** Start **

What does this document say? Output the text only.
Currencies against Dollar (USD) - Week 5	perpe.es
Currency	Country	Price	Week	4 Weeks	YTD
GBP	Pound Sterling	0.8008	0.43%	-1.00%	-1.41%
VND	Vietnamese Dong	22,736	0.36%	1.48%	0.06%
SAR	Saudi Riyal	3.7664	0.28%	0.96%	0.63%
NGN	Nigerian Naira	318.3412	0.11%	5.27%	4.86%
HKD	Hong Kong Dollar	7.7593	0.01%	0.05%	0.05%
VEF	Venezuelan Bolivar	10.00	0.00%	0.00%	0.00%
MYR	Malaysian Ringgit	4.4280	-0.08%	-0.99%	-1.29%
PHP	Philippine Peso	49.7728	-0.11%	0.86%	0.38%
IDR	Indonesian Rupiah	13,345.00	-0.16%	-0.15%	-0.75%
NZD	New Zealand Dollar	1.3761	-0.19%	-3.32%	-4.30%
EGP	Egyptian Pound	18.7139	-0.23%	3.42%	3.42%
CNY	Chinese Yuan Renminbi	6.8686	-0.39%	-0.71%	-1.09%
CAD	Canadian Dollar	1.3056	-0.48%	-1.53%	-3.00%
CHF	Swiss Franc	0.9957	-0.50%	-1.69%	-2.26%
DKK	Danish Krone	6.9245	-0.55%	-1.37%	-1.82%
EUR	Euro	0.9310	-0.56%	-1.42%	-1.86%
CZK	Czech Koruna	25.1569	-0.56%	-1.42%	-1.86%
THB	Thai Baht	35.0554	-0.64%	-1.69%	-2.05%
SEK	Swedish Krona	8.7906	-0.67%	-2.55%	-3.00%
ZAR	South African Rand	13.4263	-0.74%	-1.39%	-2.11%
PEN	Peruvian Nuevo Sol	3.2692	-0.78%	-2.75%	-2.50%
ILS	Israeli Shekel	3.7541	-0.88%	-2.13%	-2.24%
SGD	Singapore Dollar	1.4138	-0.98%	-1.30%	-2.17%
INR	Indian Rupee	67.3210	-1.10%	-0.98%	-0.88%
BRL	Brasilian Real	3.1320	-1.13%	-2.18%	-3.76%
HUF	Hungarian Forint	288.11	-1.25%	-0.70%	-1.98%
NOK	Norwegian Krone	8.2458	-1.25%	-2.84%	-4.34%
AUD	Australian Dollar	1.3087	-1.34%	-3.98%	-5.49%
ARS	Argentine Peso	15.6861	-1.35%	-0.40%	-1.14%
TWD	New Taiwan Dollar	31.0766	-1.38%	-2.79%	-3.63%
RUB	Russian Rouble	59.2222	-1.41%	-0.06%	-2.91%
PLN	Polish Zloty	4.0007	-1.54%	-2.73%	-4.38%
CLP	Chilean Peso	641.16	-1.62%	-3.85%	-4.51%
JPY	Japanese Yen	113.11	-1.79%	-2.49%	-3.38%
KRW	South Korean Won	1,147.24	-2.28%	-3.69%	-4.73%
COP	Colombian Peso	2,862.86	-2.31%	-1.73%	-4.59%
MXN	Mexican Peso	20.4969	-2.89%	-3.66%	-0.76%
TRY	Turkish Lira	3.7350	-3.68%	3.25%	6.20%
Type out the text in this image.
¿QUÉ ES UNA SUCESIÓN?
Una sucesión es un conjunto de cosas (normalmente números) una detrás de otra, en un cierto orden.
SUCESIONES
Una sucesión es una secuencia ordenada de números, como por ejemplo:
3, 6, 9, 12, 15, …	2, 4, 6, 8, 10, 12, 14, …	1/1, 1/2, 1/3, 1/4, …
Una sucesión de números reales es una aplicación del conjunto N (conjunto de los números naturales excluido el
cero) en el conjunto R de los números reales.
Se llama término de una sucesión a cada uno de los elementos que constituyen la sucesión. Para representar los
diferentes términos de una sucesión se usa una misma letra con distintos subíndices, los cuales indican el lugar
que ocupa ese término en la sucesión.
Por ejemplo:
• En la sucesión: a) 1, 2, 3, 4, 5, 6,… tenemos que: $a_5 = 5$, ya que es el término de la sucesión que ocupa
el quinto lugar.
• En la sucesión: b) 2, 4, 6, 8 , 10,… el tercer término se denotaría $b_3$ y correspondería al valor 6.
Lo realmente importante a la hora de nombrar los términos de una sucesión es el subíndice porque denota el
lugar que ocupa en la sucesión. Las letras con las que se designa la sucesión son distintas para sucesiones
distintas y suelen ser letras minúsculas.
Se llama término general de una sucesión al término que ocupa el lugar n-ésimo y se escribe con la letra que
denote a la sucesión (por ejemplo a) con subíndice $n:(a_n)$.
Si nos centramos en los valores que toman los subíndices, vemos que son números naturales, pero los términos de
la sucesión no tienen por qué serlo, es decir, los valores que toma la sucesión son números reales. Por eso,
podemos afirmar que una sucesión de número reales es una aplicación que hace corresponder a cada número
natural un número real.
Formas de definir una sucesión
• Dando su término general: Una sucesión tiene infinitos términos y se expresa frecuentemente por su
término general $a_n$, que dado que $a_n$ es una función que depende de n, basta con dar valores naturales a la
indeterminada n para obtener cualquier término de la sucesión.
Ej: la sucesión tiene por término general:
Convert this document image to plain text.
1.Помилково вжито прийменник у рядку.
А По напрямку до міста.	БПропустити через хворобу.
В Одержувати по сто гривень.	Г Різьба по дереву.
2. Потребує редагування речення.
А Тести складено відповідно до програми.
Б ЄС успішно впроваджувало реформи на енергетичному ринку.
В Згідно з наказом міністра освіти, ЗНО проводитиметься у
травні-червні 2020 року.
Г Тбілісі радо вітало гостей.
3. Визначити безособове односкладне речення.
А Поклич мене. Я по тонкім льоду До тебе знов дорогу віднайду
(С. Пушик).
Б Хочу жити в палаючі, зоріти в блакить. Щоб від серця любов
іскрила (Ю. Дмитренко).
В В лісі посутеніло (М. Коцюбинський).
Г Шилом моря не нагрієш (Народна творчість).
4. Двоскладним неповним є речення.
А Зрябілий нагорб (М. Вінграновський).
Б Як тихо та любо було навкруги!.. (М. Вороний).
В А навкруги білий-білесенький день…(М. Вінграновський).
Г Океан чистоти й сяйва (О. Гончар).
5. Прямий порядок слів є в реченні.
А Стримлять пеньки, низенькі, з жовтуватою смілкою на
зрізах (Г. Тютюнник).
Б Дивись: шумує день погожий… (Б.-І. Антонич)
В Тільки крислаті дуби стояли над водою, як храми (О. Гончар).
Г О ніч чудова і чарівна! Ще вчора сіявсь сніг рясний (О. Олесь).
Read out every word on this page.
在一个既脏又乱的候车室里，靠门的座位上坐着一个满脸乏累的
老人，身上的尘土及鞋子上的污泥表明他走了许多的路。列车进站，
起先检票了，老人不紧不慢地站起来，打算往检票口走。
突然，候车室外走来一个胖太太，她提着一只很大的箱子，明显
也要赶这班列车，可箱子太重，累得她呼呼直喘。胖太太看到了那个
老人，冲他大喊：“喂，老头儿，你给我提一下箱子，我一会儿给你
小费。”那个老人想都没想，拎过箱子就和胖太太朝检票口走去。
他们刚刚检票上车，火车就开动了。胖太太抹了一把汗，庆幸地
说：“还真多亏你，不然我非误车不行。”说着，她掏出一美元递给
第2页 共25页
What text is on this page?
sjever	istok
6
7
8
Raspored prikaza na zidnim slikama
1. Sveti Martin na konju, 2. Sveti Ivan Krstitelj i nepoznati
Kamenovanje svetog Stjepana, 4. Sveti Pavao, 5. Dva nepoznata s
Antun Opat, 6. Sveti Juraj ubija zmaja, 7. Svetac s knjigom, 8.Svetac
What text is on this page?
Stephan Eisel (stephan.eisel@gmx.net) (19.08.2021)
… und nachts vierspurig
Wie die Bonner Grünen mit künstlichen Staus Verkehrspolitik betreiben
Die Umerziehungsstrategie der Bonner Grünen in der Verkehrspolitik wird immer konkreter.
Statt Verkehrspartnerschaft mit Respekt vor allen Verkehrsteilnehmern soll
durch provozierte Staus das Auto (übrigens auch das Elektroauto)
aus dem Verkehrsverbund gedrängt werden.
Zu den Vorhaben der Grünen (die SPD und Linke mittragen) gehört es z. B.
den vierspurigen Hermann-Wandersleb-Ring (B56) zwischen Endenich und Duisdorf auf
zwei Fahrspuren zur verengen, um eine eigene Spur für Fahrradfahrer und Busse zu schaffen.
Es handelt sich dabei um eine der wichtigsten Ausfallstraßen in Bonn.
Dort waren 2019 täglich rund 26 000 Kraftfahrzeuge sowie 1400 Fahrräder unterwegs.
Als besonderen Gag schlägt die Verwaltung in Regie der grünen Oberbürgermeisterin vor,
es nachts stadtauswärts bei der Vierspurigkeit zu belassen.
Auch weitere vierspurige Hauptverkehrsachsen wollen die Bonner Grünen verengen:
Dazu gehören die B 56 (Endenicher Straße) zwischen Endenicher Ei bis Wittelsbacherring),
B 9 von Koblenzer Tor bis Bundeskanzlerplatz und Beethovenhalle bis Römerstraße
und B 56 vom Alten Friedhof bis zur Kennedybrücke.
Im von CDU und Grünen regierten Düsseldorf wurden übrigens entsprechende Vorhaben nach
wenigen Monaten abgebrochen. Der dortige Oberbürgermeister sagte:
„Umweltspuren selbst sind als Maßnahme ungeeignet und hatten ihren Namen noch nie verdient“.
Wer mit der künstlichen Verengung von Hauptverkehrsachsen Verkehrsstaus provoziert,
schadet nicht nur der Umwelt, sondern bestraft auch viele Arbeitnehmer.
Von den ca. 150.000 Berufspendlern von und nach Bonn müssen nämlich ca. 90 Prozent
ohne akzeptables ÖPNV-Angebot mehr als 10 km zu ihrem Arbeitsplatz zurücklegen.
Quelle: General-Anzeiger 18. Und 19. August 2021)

** End **

Report all lines of the data that include the word "lugar".

diferentes términos de una sucesión se usa una misma letra con distintos subíndices, los cuales indican el lugar
el quinto lugar.
lugar que ocupa en la sucesión. Las letras con las que se designa la sucesión son distintas para sucesiones
Se llama término general de una sucesión al término que ocupa el lugar n-ésimo y se escribe con la letra que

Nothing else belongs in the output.